Items from a figure collection
# # # #
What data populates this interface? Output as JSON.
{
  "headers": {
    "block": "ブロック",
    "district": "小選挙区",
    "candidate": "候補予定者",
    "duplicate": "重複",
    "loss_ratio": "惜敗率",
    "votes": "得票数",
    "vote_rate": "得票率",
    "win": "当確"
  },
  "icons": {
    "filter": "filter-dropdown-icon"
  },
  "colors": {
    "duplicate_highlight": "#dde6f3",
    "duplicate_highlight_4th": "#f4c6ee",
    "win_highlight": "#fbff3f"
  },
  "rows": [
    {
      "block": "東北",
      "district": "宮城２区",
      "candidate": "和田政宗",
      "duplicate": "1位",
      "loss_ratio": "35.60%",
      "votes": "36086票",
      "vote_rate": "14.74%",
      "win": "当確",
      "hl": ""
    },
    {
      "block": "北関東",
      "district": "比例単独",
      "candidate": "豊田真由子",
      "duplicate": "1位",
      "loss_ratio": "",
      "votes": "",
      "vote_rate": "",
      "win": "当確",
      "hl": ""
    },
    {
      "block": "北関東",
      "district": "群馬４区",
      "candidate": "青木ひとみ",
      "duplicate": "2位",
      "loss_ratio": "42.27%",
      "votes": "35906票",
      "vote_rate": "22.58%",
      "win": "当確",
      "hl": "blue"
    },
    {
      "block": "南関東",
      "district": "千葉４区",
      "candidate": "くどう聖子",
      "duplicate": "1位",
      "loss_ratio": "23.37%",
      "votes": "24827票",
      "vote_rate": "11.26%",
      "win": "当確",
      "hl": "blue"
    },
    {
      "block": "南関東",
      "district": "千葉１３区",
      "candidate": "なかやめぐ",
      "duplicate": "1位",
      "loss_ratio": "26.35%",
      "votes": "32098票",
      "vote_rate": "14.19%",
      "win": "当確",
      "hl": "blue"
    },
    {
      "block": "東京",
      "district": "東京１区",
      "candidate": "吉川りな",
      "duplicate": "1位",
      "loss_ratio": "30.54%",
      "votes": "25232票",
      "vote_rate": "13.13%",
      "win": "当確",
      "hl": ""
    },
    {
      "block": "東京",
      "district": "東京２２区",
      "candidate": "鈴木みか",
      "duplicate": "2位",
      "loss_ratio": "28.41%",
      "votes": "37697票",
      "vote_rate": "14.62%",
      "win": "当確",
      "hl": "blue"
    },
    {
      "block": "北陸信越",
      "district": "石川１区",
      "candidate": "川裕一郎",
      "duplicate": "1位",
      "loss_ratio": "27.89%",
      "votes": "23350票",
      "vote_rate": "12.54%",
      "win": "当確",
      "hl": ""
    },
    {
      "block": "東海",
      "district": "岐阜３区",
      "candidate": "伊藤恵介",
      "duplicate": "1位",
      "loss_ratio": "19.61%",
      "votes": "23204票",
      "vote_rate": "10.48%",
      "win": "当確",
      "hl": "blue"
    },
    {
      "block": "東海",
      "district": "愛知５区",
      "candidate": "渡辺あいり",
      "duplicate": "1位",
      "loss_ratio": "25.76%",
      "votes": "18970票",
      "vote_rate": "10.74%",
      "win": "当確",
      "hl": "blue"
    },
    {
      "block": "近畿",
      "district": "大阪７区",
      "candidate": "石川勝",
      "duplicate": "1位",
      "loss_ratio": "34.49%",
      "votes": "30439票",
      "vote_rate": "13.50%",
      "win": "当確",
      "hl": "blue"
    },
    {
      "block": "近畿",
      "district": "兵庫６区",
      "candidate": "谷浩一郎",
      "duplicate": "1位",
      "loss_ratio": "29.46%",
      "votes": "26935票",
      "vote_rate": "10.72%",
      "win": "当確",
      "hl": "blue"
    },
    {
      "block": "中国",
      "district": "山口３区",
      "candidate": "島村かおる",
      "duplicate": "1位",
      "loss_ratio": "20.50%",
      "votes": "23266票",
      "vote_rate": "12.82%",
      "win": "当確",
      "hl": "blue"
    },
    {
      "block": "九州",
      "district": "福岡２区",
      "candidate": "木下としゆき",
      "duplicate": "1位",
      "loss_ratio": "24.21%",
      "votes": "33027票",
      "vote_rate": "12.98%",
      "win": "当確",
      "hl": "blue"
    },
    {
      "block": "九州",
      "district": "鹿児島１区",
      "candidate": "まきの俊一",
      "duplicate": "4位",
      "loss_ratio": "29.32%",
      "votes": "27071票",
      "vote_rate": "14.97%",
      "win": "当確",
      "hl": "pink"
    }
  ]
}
# # # #
• **Your goal**
Nothing should be left out: repeat all of the data exactly.

• **Written solution**
What data populates this interface? Output as JSON.
{
  "headers": {
    "block": "ブロック",
    "district": "小選挙区",
    "candidate": "候補予定者",
    "duplicate": "重複",
    "loss_ratio": "惜敗率",
    "votes": "得票数",
    "vote_rate": "得票率",
    "win": "当確"
  },
  "icons": {
    "filter": "filter-dropdown-icon"
  },
  "colors": {
    "duplicate_highlight": "#dde6f3",
    "duplicate_highlight_4th": "#f4c6ee",
    "win_highlight": "#fbff3f"
  },
  "rows": [
    {
      "block": "東北",
      "district": "宮城２区",
      "candidate": "和田政宗",
      "duplicate": "1位",
      "loss_ratio": "35.60%",
      "votes": "36086票",
      "vote_rate": "14.74%",
      "win": "当確",
      "hl": ""
    },
    {
      "block": "北関東",
      "district": "比例単独",
      "candidate": "豊田真由子",
      "duplicate": "1位",
      "loss_ratio": "",
      "votes": "",
      "vote_rate": "",
      "win": "当確",
      "hl": ""
    },
    {
      "block": "北関東",
      "district": "群馬４区",
      "candidate": "青木ひとみ",
      "duplicate": "2位",
      "loss_ratio": "42.27%",
      "votes": "35906票",
      "vote_rate": "22.58%",
      "win": "当確",
      "hl": "blue"
    },
    {
      "block": "南関東",
      "district": "千葉４区",
      "candidate": "くどう聖子",
      "duplicate": "1位",
      "loss_ratio": "23.37%",
      "votes": "24827票",
      "vote_rate": "11.26%",
      "win": "当確",
      "hl": "blue"
    },
    {
      "block": "南関東",
      "district": "千葉１３区",
      "candidate": "なかやめぐ",
      "duplicate": "1位",
      "loss_ratio": "26.35%",
      "votes": "32098票",
      "vote_rate": "14.19%",
      "win": "当確",
      "hl": "blue"
    },
    {
      "block": "東京",
      "district": "東京１区",
      "candidate": "吉川りな",
      "duplicate": "1位",
      "loss_ratio": "30.54%",
      "votes": "25232票",
      "vote_rate": "13.13%",
      "win": "当確",
      "hl": ""
    },
    {
      "block": "東京",
      "district": "東京２２区",
      "candidate": "鈴木みか",
      "duplicate": "2位",
      "loss_ratio": "28.41%",
      "votes": "37697票",
      "vote_rate": "14.62%",
      "win": "当確",
      "hl": "blue"
    },
    {
      "block": "北陸信越",
      "district": "石川１区",
      "candidate": "川裕一郎",
      "duplicate": "1位",
      "loss_ratio": "27.89%",
      "votes": "23350票",
      "vote_rate": "12.54%",
      "win": "当確",
      "hl": ""
    },
    {
      "block": "東海",
      "district": "岐阜３区",
      "candidate": "伊藤恵介",
      "duplicate": "1位",
      "loss_ratio": "19.61%",
      "votes": "23204票",
      "vote_rate": "10.48%",
      "win": "当確",
      "hl": "blue"
    },
    {
      "block": "東海",
      "district": "愛知５区",
      "candidate": "渡辺あいり",
      "duplicate": "1位",
      "loss_ratio": "25.76%",
      "votes": "18970票",
      "vote_rate": "10.74%",
      "win": "当確",
      "hl": "blue"
    },
    {
      "block": "近畿",
      "district": "大阪７区",
      "candidate": "石川勝",
      "duplicate": "1位",
      "loss_ratio": "34.49%",
      "votes": "30439票",
      "vote_rate": "13.50%",
      "win": "当確",
      "hl": "blue"
    },
    {
      "block": "近畿",
      "district": "兵庫６区",
      "candidate": "谷浩一郎",
      "duplicate": "1位",
      "loss_ratio": "29.46%",
      "votes": "26935票",
      "vote_rate": "10.72%",
      "win": "当確",
      "hl": "blue"
    },
    {
      "block": "中国",
      "district": "山口３区",
      "candidate": "島村かおる",
      "duplicate": "1位",
      "loss_ratio": "20.50%",
      "votes": "23266票",
      "vote_rate": "12.82%",
      "win": "当確",
      "hl": "blue"
    },
    {
      "block": "九州",
      "district": "福岡２区",
      "candidate": "木下としゆき",
      "duplicate": "1位",
      "loss_ratio": "24.21%",
      "votes": "33027票",
      "vote_rate": "12.98%",
      "win": "当確",
      "hl": "blue"
    },
    {
      "block": "九州",
      "district": "鹿児島１区",
      "candidate": "まきの俊一",
      "duplicate": "4位",
      "loss_ratio": "29.32%",
      "votes": "27071票",
      "vote_rate": "14.97%",
      "win": "当確",
      "hl": "pink"
    }
  ]
}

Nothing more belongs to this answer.